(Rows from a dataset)

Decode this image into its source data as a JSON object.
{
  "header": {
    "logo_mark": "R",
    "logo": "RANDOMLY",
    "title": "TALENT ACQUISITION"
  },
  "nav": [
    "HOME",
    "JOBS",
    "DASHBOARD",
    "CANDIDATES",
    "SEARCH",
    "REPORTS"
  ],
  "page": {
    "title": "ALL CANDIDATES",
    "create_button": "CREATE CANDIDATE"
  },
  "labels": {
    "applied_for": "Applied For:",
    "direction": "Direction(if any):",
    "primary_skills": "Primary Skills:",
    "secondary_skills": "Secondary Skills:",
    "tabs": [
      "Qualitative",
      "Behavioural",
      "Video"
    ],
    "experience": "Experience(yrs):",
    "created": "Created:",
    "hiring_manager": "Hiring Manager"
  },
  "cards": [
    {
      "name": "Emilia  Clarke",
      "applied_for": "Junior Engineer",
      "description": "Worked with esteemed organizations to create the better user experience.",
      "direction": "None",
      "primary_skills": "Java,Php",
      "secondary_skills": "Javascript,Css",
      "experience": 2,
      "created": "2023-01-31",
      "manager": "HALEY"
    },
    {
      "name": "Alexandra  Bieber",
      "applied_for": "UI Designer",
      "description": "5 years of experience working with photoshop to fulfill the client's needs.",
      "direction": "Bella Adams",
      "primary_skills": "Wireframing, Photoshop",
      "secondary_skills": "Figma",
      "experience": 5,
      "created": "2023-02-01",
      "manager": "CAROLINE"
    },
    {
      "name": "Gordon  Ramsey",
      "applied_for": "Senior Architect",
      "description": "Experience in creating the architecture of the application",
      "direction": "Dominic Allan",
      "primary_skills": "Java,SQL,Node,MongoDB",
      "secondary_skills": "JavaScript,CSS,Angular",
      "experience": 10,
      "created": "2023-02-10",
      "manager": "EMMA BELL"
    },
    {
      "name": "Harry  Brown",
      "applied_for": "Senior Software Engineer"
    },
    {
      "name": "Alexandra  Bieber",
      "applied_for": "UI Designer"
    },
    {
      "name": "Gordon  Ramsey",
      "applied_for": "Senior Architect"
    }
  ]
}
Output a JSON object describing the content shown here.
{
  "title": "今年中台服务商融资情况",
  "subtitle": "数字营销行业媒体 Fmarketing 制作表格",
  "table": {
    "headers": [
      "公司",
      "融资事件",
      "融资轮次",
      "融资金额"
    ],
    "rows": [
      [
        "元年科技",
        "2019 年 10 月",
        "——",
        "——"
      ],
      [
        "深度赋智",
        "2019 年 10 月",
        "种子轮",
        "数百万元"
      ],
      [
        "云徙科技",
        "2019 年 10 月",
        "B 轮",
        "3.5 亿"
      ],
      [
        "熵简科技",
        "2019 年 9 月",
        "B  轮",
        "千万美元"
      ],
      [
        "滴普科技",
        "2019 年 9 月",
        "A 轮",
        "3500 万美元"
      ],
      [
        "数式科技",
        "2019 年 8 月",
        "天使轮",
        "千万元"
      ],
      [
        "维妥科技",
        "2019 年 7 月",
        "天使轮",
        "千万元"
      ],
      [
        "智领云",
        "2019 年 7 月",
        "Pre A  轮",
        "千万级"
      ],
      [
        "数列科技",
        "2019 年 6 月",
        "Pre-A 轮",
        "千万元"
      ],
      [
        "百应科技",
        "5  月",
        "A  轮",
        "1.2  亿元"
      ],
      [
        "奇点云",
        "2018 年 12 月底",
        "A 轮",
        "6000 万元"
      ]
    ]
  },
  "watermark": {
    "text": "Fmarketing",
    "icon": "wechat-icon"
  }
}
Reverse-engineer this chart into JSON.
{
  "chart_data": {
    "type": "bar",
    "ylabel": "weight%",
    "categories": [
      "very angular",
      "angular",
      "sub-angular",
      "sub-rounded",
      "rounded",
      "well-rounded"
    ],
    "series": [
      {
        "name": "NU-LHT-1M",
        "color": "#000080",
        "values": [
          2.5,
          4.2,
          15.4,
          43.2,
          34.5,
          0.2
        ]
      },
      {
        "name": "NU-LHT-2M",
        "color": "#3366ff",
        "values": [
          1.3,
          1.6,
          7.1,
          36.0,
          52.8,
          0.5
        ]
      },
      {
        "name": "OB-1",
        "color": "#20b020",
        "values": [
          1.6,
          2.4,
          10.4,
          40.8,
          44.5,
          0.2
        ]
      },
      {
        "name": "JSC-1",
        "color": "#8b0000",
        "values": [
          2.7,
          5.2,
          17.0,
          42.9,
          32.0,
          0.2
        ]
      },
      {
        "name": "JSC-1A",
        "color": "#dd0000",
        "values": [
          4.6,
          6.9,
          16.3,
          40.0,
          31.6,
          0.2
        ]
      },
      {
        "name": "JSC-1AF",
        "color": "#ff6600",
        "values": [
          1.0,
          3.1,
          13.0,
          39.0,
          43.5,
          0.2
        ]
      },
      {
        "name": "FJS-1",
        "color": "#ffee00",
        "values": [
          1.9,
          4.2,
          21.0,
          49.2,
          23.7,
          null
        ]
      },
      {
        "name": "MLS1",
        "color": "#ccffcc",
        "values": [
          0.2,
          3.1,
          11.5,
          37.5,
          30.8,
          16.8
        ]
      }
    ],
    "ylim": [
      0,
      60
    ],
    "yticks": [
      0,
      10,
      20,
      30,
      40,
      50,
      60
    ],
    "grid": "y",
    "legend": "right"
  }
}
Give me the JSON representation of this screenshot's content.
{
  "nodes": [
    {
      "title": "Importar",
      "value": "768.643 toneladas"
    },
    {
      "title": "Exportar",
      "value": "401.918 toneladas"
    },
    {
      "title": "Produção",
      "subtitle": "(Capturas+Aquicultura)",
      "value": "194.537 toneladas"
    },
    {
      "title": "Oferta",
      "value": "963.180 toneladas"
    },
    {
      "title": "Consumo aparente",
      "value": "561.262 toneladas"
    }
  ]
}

Task instructions:
Transcribe the material above word for word.

Expected output:
Decode this image into its source data as a JSON object.
{
  "header": {
    "logo_mark": "R",
    "logo": "RANDOMLY",
    "title": "TALENT ACQUISITION"
  },
  "nav": [
    "HOME",
    "JOBS",
    "DASHBOARD",
    "CANDIDATES",
    "SEARCH",
    "REPORTS"
  ],
  "page": {
    "title": "ALL CANDIDATES",
    "create_button": "CREATE CANDIDATE"
  },
  "labels": {
    "applied_for": "Applied For:",
    "direction": "Direction(if any):",
    "primary_skills": "Primary Skills:",
    "secondary_skills": "Secondary Skills:",
    "tabs": [
      "Qualitative",
      "Behavioural",
      "Video"
    ],
    "experience": "Experience(yrs):",
    "created": "Created:",
    "hiring_manager": "Hiring Manager"
  },
  "cards": [
    {
      "name": "Emilia  Clarke",
      "applied_for": "Junior Engineer",
      "description": "Worked with esteemed organizations to create the better user experience.",
      "direction": "None",
      "primary_skills": "Java,Php",
      "secondary_skills": "Javascript,Css",
      "experience": 2,
      "created": "2023-01-31",
      "manager": "HALEY"
    },
    {
      "name": "Alexandra  Bieber",
      "applied_for": "UI Designer",
      "description": "5 years of experience working with photoshop to fulfill the client's needs.",
      "direction": "Bella Adams",
      "primary_skills": "Wireframing, Photoshop",
      "secondary_skills": "Figma",
      "experience": 5,
      "created": "2023-02-01",
      "manager": "CAROLINE"
    },
    {
      "name": "Gordon  Ramsey",
      "applied_for": "Senior Architect",
      "description": "Experience in creating the architecture of the application",
      "direction": "Dominic Allan",
      "primary_skills": "Java,SQL,Node,MongoDB",
      "secondary_skills": "JavaScript,CSS,Angular",
      "experience": 10,
      "created": "2023-02-10",
      "manager": "EMMA BELL"
    },
    {
      "name": "Harry  Brown",
      "applied_for": "Senior Software Engineer"
    },
    {
      "name": "Alexandra  Bieber",
      "applied_for": "UI Designer"
    },
    {
      "name": "Gordon  Ramsey",
      "applied_for": "Senior Architect"
    }
  ]
}
Output a JSON object describing the content shown here.
{
  "title": "今年中台服务商融资情况",
  "subtitle": "数字营销行业媒体 Fmarketing 制作表格",
  "table": {
    "headers": [
      "公司",
      "融资事件",
      "融资轮次",
      "融资金额"
    ],
    "rows": [
      [
        "元年科技",
        "2019 年 10 月",
        "——",
        "——"
      ],
      [
        "深度赋智",
        "2019 年 10 月",
        "种子轮",
        "数百万元"
      ],
      [
        "云徙科技",
        "2019 年 10 月",
        "B 轮",
        "3.5 亿"
      ],
      [
        "熵简科技",
        "2019 年 9 月",
        "B  轮",
        "千万美元"
      ],
      [
        "滴普科技",
        "2019 年 9 月",
        "A 轮",
        "3500 万美元"
      ],
      [
        "数式科技",
        "2019 年 8 月",
        "天使轮",
        "千万元"
      ],
      [
        "维妥科技",
        "2019 年 7 月",
        "天使轮",
        "千万元"
      ],
      [
        "智领云",
        "2019 年 7 月",
        "Pre A  轮",
        "千万级"
      ],
      [
        "数列科技",
        "2019 年 6 月",
        "Pre-A 轮",
        "千万元"
      ],
      [
        "百应科技",
        "5  月",
        "A  轮",
        "1.2  亿元"
      ],
      [
        "奇点云",
        "2018 年 12 月底",
        "A 轮",
        "6000 万元"
      ]
    ]
  },
  "watermark": {
    "text": "Fmarketing",
    "icon": "wechat-icon"
  }
}
Reverse-engineer this chart into JSON.
{
  "chart_data": {
    "type": "bar",
    "ylabel": "weight%",
    "categories": [
      "very angular",
      "angular",
      "sub-angular",
      "sub-rounded",
      "rounded",
      "well-rounded"
    ],
    "series": [
      {
        "name": "NU-LHT-1M",
        "color": "#000080",
        "values": [
          2.5,
          4.2,
          15.4,
          43.2,
          34.5,
          0.2
        ]
      },
      {
        "name": "NU-LHT-2M",
        "color": "#3366ff",
        "values": [
          1.3,
          1.6,
          7.1,
          36.0,
          52.8,
          0.5
        ]
      },
      {
        "name": "OB-1",
        "color": "#20b020",
        "values": [
          1.6,
          2.4,
          10.4,
          40.8,
          44.5,
          0.2
        ]
      },
      {
        "name": "JSC-1",
        "color": "#8b0000",
        "values": [
          2.7,
          5.2,
          17.0,
          42.9,
          32.0,
          0.2
        ]
      },
      {
        "name": "JSC-1A",
        "color": "#dd0000",
        "values": [
          4.6,
          6.9,
          16.3,
          40.0,
          31.6,
          0.2
        ]
      },
      {
        "name": "JSC-1AF",
        "color": "#ff6600",
        "values": [
          1.0,
          3.1,
          13.0,
          39.0,
          43.5,
          0.2
        ]
      },
      {
        "name": "FJS-1",
        "color": "#ffee00",
        "values": [
          1.9,
          4.2,
          21.0,
          49.2,
          23.7,
          null
        ]
      },
      {
        "name": "MLS1",
        "color": "#ccffcc",
        "values": [
          0.2,
          3.1,
          11.5,
          37.5,
          30.8,
          16.8
        ]
      }
    ],
    "ylim": [
      0,
      60
    ],
    "yticks": [
      0,
      10,
      20,
      30,
      40,
      50,
      60
    ],
    "grid": "y",
    "legend": "right"
  }
}
Give me the JSON representation of this screenshot's content.
{
  "nodes": [
    {
      "title": "Importar",
      "value": "768.643 toneladas"
    },
    {
      "title": "Exportar",
      "value": "401.918 toneladas"
    },
    {
      "title": "Produção",
      "subtitle": "(Capturas+Aquicultura)",
      "value": "194.537 toneladas"
    },
    {
      "title": "Oferta",
      "value": "963.180 toneladas"
    },
    {
      "title": "Consumo aparente",
      "value": "561.262 toneladas"
    }
  ]
}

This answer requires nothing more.